> _Problem to work on_
All of the lines below are to be transcribed faithfully, with pictures excluded from the copy.

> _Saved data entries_
-- Begin --

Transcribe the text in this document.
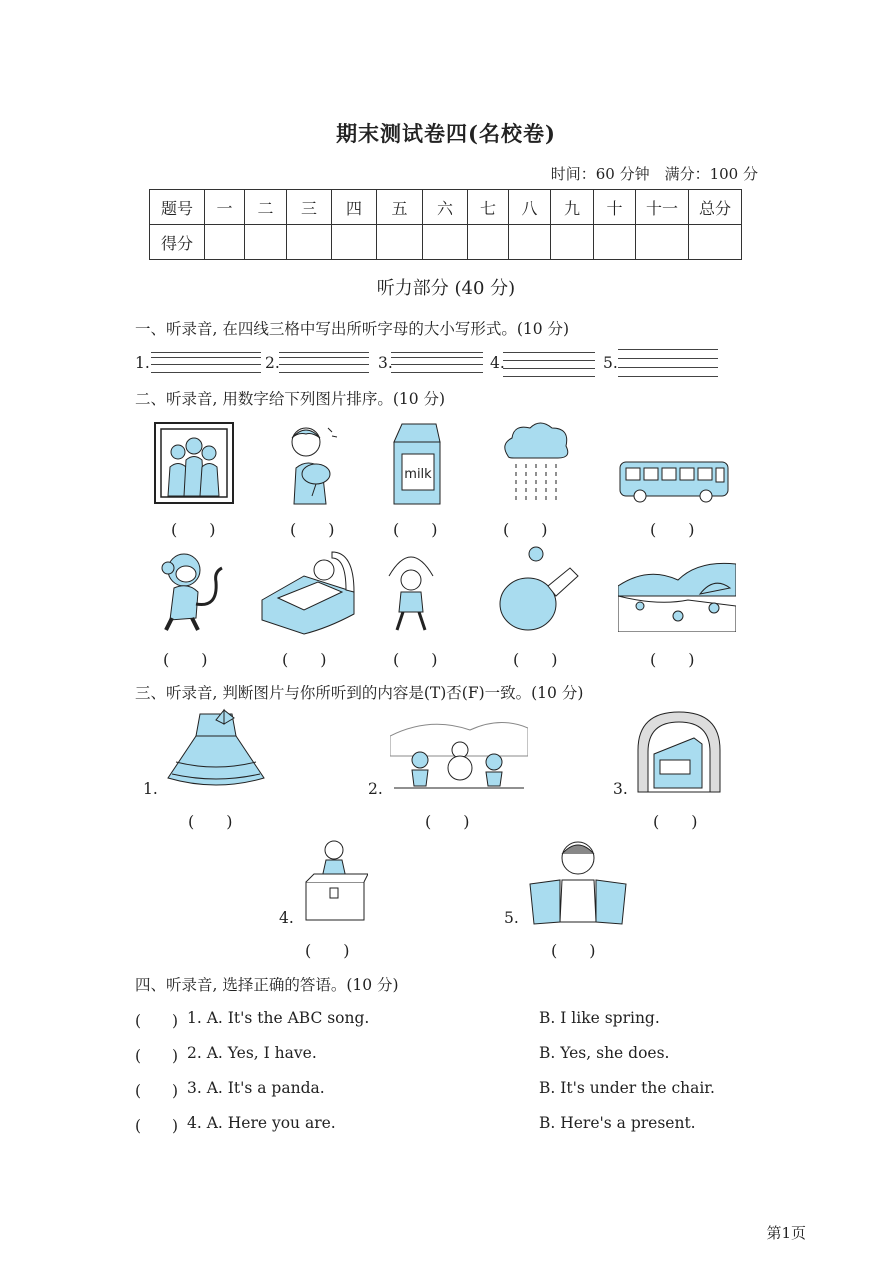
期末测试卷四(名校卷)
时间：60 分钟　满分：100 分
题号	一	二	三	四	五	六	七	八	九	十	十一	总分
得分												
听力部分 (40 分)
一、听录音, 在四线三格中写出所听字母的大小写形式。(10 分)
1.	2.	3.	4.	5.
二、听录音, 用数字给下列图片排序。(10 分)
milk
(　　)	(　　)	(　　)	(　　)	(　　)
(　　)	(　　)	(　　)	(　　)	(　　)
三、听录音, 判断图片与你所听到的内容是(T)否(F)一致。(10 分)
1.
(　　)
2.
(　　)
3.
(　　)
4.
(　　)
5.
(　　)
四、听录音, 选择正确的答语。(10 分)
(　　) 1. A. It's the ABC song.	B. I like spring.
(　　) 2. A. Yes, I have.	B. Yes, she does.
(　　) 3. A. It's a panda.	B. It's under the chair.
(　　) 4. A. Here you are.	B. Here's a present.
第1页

-- End --

> _Exercise solution_
Transcribe the text in this document.
期末测试卷四(名校卷)
时间：60 分钟　满分：100 分
题号	一	二	三	四	五	六	七	八	九	十	十一	总分
得分												
听力部分 (40 分)
一、听录音, 在四线三格中写出所听字母的大小写形式。(10 分)
1.	2.	3.	4.	5.
二、听录音, 用数字给下列图片排序。(10 分)
milk
(　　)	(　　)	(　　)	(　　)	(　　)
(　　)	(　　)	(　　)	(　　)	(　　)
三、听录音, 判断图片与你所听到的内容是(T)否(F)一致。(10 分)
1.
(　　)
2.
(　　)
3.
(　　)
4.
(　　)
5.
(　　)
四、听录音, 选择正确的答语。(10 分)
(　　) 1. A. It's the ABC song.	B. I like spring.
(　　) 2. A. Yes, I have.	B. Yes, she does.
(　　) 3. A. It's a panda.	B. It's under the chair.
(　　) 4. A. Here you are.	B. Here's a present.
第1页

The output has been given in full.